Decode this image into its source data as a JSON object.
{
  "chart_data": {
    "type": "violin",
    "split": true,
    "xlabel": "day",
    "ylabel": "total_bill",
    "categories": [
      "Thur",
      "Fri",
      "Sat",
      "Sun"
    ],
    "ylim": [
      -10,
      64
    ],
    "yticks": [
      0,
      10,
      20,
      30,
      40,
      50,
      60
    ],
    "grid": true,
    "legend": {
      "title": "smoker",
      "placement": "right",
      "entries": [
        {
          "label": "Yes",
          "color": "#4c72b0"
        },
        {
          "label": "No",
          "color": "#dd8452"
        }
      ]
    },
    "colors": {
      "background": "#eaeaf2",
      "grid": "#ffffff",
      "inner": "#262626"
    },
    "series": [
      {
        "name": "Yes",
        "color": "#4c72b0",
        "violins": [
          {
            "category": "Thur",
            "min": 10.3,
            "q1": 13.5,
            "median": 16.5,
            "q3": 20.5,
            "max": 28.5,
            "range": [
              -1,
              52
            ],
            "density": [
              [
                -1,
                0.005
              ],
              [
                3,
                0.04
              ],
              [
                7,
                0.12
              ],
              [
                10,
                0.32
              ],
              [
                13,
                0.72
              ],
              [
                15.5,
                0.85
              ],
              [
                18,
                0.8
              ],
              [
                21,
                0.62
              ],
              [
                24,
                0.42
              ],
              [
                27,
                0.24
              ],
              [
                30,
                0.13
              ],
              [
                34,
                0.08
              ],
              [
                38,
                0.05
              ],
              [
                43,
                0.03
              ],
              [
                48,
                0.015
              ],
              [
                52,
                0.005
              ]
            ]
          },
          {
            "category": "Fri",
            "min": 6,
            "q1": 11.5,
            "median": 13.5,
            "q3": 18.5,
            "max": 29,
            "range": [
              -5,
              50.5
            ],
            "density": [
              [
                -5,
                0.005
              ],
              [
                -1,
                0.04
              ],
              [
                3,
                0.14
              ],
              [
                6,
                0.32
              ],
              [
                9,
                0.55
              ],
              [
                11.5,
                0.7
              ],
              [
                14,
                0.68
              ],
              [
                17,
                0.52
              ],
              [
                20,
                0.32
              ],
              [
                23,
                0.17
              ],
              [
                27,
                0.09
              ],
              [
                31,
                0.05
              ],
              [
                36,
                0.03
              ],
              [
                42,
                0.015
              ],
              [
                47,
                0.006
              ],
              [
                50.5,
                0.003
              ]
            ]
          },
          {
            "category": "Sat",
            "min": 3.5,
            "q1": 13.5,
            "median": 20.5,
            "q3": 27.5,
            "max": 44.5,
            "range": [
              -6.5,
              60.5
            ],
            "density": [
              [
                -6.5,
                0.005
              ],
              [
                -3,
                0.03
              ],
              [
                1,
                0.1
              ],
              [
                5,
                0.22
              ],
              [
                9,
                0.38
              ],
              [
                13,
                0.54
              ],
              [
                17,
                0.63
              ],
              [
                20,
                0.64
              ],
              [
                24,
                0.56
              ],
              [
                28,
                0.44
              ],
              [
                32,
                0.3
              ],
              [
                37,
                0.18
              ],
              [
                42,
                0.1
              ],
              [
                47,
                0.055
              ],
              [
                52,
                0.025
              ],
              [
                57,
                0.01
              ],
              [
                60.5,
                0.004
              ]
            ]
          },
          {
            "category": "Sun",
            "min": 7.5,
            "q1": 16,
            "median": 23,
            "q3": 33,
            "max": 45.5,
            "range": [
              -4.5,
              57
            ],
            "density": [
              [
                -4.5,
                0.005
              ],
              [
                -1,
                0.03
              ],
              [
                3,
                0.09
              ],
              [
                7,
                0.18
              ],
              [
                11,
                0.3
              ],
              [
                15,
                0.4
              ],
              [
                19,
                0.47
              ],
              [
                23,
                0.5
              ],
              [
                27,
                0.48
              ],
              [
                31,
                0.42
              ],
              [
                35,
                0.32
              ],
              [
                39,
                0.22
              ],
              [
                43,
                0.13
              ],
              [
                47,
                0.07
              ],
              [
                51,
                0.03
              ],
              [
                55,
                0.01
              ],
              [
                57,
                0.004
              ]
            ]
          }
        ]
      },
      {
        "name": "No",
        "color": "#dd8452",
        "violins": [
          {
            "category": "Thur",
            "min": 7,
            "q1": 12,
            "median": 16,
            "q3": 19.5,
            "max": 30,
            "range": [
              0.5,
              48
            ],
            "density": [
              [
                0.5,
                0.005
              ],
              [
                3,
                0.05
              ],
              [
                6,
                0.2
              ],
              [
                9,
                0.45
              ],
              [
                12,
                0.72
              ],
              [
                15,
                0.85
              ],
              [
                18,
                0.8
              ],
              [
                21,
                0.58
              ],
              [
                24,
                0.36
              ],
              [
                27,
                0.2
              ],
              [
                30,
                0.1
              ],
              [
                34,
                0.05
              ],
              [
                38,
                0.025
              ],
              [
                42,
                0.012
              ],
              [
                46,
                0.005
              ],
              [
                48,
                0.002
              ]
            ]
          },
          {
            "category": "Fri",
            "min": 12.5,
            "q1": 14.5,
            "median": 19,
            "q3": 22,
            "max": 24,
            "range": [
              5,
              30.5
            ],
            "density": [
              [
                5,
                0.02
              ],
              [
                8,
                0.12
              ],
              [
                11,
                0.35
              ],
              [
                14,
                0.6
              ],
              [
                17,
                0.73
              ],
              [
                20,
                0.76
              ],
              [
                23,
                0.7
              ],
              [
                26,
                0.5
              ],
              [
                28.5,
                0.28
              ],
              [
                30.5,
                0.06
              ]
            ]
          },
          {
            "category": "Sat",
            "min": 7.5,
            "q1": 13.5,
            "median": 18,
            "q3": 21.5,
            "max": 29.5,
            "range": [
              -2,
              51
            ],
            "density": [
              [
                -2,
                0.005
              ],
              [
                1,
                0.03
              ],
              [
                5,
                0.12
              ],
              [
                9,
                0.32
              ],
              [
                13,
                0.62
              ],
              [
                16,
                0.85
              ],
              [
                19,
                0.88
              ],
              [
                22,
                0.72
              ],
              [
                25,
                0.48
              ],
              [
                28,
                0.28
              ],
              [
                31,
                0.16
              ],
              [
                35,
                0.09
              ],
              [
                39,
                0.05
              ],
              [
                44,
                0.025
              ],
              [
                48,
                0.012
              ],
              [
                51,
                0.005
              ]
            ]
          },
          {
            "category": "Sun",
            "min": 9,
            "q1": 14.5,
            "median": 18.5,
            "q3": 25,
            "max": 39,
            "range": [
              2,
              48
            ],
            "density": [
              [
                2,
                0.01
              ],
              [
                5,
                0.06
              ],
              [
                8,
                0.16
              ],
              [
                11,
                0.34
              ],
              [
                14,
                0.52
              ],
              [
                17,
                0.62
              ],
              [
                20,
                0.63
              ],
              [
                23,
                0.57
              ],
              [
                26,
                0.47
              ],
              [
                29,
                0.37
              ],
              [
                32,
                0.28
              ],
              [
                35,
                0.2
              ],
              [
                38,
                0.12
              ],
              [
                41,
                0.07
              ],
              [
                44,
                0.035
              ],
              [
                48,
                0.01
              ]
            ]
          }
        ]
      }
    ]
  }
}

Problem details: Using the entries above, please restate each one word for word.

Written answer:
Decode this image into its source data as a JSON object.
{
  "chart_data": {
    "type": "violin",
    "split": true,
    "xlabel": "day",
    "ylabel": "total_bill",
    "categories": [
      "Thur",
      "Fri",
      "Sat",
      "Sun"
    ],
    "ylim": [
      -10,
      64
    ],
    "yticks": [
      0,
      10,
      20,
      30,
      40,
      50,
      60
    ],
    "grid": true,
    "legend": {
      "title": "smoker",
      "placement": "right",
      "entries": [
        {
          "label": "Yes",
          "color": "#4c72b0"
        },
        {
          "label": "No",
          "color": "#dd8452"
        }
      ]
    },
    "colors": {
      "background": "#eaeaf2",
      "grid": "#ffffff",
      "inner": "#262626"
    },
    "series": [
      {
        "name": "Yes",
        "color": "#4c72b0",
        "violins": [
          {
            "category": "Thur",
            "min": 10.3,
            "q1": 13.5,
            "median": 16.5,
            "q3": 20.5,
            "max": 28.5,
            "range": [
              -1,
              52
            ],
            "density": [
              [
                -1,
                0.005
              ],
              [
                3,
                0.04
              ],
              [
                7,
                0.12
              ],
              [
                10,
                0.32
              ],
              [
                13,
                0.72
              ],
              [
                15.5,
                0.85
              ],
              [
                18,
                0.8
              ],
              [
                21,
                0.62
              ],
              [
                24,
                0.42
              ],
              [
                27,
                0.24
              ],
              [
                30,
                0.13
              ],
              [
                34,
                0.08
              ],
              [
                38,
                0.05
              ],
              [
                43,
                0.03
              ],
              [
                48,
                0.015
              ],
              [
                52,
                0.005
              ]
            ]
          },
          {
            "category": "Fri",
            "min": 6,
            "q1": 11.5,
            "median": 13.5,
            "q3": 18.5,
            "max": 29,
            "range": [
              -5,
              50.5
            ],
            "density": [
              [
                -5,
                0.005
              ],
              [
                -1,
                0.04
              ],
              [
                3,
                0.14
              ],
              [
                6,
                0.32
              ],
              [
                9,
                0.55
              ],
              [
                11.5,
                0.7
              ],
              [
                14,
                0.68
              ],
              [
                17,
                0.52
              ],
              [
                20,
                0.32
              ],
              [
                23,
                0.17
              ],
              [
                27,
                0.09
              ],
              [
                31,
                0.05
              ],
              [
                36,
                0.03
              ],
              [
                42,
                0.015
              ],
              [
                47,
                0.006
              ],
              [
                50.5,
                0.003
              ]
            ]
          },
          {
            "category": "Sat",
            "min": 3.5,
            "q1": 13.5,
            "median": 20.5,
            "q3": 27.5,
            "max": 44.5,
            "range": [
              -6.5,
              60.5
            ],
            "density": [
              [
                -6.5,
                0.005
              ],
              [
                -3,
                0.03
              ],
              [
                1,
                0.1
              ],
              [
                5,
                0.22
              ],
              [
                9,
                0.38
              ],
              [
                13,
                0.54
              ],
              [
                17,
                0.63
              ],
              [
                20,
                0.64
              ],
              [
                24,
                0.56
              ],
              [
                28,
                0.44
              ],
              [
                32,
                0.3
              ],
              [
                37,
                0.18
              ],
              [
                42,
                0.1
              ],
              [
                47,
                0.055
              ],
              [
                52,
                0.025
              ],
              [
                57,
                0.01
              ],
              [
                60.5,
                0.004
              ]
            ]
          },
          {
            "category": "Sun",
            "min": 7.5,
            "q1": 16,
            "median": 23,
            "q3": 33,
            "max": 45.5,
            "range": [
              -4.5,
              57
            ],
            "density": [
              [
                -4.5,
                0.005
              ],
              [
                -1,
                0.03
              ],
              [
                3,
                0.09
              ],
              [
                7,
                0.18
              ],
              [
                11,
                0.3
              ],
              [
                15,
                0.4
              ],
              [
                19,
                0.47
              ],
              [
                23,
                0.5
              ],
              [
                27,
                0.48
              ],
              [
                31,
                0.42
              ],
              [
                35,
                0.32
              ],
              [
                39,
                0.22
              ],
              [
                43,
                0.13
              ],
              [
                47,
                0.07
              ],
              [
                51,
                0.03
              ],
              [
                55,
                0.01
              ],
              [
                57,
                0.004
              ]
            ]
          }
        ]
      },
      {
        "name": "No",
        "color": "#dd8452",
        "violins": [
          {
            "category": "Thur",
            "min": 7,
            "q1": 12,
            "median": 16,
            "q3": 19.5,
            "max": 30,
            "range": [
              0.5,
              48
            ],
            "density": [
              [
                0.5,
                0.005
              ],
              [
                3,
                0.05
              ],
              [
                6,
                0.2
              ],
              [
                9,
                0.45
              ],
              [
                12,
                0.72
              ],
              [
                15,
                0.85
              ],
              [
                18,
                0.8
              ],
              [
                21,
                0.58
              ],
              [
                24,
                0.36
              ],
              [
                27,
                0.2
              ],
              [
                30,
                0.1
              ],
              [
                34,
                0.05
              ],
              [
                38,
                0.025
              ],
              [
                42,
                0.012
              ],
              [
                46,
                0.005
              ],
              [
                48,
                0.002
              ]
            ]
          },
          {
            "category": "Fri",
            "min": 12.5,
            "q1": 14.5,
            "median": 19,
            "q3": 22,
            "max": 24,
            "range": [
              5,
              30.5
            ],
            "density": [
              [
                5,
                0.02
              ],
              [
                8,
                0.12
              ],
              [
                11,
                0.35
              ],
              [
                14,
                0.6
              ],
              [
                17,
                0.73
              ],
              [
                20,
                0.76
              ],
              [
                23,
                0.7
              ],
              [
                26,
                0.5
              ],
              [
                28.5,
                0.28
              ],
              [
                30.5,
                0.06
              ]
            ]
          },
          {
            "category": "Sat",
            "min": 7.5,
            "q1": 13.5,
            "median": 18,
            "q3": 21.5,
            "max": 29.5,
            "range": [
              -2,
              51
            ],
            "density": [
              [
                -2,
                0.005
              ],
              [
                1,
                0.03
              ],
              [
                5,
                0.12
              ],
              [
                9,
                0.32
              ],
              [
                13,
                0.62
              ],
              [
                16,
                0.85
              ],
              [
                19,
                0.88
              ],
              [
                22,
                0.72
              ],
              [
                25,
                0.48
              ],
              [
                28,
                0.28
              ],
              [
                31,
                0.16
              ],
              [
                35,
                0.09
              ],
              [
                39,
                0.05
              ],
              [
                44,
                0.025
              ],
              [
                48,
                0.012
              ],
              [
                51,
                0.005
              ]
            ]
          },
          {
            "category": "Sun",
            "min": 9,
            "q1": 14.5,
            "median": 18.5,
            "q3": 25,
            "max": 39,
            "range": [
              2,
              48
            ],
            "density": [
              [
                2,
                0.01
              ],
              [
                5,
                0.06
              ],
              [
                8,
                0.16
              ],
              [
                11,
                0.34
              ],
              [
                14,
                0.52
              ],
              [
                17,
                0.62
              ],
              [
                20,
                0.63
              ],
              [
                23,
                0.57
              ],
              [
                26,
                0.47
              ],
              [
                29,
                0.37
              ],
              [
                32,
                0.28
              ],
              [
                35,
                0.2
              ],
              [
                38,
                0.12
              ],
              [
                41,
                0.07
              ],
              [
                44,
                0.035
              ],
              [
                48,
                0.01
              ]
            ]
          }
        ]
      }
    ]
  }
}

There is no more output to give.